## GIVEN PROBLEM
Whenever a line contains the string "percent", copy it out of the entries.

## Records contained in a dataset
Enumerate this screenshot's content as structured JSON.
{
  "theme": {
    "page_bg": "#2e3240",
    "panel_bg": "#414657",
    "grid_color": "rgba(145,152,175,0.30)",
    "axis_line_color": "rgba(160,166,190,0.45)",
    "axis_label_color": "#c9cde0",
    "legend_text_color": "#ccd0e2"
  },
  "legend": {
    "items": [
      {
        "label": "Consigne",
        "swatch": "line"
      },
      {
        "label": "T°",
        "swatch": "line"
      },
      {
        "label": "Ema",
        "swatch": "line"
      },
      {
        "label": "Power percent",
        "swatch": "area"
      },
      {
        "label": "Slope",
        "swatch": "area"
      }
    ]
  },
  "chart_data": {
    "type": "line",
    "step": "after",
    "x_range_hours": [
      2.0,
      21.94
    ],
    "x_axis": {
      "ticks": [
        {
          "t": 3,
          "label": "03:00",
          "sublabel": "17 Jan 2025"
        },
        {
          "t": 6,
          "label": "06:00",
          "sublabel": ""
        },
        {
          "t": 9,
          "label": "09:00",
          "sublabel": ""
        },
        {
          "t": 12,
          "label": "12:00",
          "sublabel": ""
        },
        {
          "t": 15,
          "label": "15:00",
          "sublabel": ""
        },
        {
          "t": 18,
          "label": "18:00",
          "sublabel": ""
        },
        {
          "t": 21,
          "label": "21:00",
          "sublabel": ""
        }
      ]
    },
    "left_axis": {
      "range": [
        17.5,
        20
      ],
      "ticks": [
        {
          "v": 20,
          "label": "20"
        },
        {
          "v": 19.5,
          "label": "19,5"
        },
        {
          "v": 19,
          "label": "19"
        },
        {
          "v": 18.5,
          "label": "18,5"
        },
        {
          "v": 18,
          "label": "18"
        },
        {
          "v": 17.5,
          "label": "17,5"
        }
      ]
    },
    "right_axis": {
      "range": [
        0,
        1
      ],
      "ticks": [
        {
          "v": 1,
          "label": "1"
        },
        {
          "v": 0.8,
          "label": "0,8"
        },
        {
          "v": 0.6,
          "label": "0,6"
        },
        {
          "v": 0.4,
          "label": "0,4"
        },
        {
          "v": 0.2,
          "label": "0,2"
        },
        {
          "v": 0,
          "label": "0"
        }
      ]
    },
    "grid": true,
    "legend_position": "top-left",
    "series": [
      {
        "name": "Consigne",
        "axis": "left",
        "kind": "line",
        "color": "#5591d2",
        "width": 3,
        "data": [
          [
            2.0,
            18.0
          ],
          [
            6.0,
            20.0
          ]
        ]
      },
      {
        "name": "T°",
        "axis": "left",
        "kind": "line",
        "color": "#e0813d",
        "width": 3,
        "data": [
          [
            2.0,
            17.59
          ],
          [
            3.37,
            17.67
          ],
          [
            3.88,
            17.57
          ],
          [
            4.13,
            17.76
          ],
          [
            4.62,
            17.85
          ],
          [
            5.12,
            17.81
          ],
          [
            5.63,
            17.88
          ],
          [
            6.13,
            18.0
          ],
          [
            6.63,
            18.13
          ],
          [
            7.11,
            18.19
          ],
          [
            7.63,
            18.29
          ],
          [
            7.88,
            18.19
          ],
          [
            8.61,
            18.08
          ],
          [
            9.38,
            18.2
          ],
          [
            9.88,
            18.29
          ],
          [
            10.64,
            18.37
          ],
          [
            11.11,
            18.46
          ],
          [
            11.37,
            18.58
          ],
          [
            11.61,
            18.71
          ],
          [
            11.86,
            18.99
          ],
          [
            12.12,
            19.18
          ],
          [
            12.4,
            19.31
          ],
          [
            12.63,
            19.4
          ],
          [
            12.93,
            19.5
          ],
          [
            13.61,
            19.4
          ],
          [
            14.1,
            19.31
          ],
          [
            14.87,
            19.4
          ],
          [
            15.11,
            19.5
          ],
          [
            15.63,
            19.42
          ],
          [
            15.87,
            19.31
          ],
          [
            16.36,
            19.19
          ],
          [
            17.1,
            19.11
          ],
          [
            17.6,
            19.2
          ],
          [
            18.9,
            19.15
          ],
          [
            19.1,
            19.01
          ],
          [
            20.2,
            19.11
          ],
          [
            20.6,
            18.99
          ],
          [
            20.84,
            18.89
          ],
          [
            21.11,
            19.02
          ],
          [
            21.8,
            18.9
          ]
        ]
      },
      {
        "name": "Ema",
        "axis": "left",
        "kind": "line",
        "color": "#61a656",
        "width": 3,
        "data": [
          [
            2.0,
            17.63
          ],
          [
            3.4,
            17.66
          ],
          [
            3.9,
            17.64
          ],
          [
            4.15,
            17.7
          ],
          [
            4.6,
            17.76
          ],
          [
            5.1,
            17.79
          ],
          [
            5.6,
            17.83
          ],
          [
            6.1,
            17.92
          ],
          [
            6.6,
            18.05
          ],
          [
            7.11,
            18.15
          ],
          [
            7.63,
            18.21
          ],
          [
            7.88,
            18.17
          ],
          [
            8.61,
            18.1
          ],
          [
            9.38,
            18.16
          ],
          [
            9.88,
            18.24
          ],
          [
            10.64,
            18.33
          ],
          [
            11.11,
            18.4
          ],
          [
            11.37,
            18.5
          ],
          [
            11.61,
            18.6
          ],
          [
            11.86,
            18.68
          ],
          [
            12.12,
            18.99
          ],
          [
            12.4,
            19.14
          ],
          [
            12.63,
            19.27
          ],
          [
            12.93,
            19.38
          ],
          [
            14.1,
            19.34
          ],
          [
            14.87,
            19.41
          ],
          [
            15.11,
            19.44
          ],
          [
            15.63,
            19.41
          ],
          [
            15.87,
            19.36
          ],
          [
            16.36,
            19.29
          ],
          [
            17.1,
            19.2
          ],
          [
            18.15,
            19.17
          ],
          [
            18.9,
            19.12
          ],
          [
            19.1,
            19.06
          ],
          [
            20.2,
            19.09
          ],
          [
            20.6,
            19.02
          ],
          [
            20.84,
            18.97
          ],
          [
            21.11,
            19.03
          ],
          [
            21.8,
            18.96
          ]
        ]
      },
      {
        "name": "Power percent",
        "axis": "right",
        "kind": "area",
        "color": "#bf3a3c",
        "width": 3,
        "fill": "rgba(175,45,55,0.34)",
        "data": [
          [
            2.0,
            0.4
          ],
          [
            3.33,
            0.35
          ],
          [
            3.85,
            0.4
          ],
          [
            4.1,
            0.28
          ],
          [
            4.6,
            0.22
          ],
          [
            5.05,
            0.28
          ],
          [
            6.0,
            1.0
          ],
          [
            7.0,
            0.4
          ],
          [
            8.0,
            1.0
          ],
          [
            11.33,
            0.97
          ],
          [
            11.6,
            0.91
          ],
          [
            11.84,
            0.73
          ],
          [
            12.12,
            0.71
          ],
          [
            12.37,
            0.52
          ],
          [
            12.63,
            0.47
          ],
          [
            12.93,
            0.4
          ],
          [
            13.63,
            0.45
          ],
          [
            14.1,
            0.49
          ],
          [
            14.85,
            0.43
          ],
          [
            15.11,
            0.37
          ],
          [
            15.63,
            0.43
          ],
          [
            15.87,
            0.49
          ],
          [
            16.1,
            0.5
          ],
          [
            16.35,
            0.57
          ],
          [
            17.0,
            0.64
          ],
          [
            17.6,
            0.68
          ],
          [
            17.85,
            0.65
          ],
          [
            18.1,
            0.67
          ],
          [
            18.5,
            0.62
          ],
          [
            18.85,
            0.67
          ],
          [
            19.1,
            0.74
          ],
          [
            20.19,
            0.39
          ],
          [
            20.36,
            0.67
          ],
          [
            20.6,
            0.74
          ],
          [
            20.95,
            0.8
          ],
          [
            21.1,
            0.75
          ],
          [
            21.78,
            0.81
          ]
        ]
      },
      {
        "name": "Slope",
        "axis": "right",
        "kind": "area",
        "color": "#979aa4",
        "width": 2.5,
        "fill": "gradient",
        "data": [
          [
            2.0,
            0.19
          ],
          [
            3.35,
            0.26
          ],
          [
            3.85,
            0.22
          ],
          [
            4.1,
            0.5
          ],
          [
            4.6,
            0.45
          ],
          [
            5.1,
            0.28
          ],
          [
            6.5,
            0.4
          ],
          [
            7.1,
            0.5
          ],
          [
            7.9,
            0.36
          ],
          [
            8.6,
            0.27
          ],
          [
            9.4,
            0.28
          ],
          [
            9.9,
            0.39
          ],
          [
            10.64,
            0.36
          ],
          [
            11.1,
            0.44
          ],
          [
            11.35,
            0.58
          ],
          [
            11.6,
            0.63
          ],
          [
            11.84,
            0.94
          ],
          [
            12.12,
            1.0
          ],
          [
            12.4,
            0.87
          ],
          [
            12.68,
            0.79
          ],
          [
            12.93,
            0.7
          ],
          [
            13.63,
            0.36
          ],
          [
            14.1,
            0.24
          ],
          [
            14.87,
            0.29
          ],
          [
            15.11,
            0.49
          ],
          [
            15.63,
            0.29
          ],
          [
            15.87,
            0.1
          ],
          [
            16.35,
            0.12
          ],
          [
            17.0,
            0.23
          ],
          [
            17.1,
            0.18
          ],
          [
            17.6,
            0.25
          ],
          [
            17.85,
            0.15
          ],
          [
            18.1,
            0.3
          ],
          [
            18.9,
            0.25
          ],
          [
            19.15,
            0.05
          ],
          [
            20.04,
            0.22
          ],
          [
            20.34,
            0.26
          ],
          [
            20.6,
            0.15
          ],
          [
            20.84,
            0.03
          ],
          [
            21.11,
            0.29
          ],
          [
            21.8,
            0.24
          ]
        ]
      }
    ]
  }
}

## SOLUTION TO THE PROBLEM
        "label": "Power percent",
        "name": "Power percent",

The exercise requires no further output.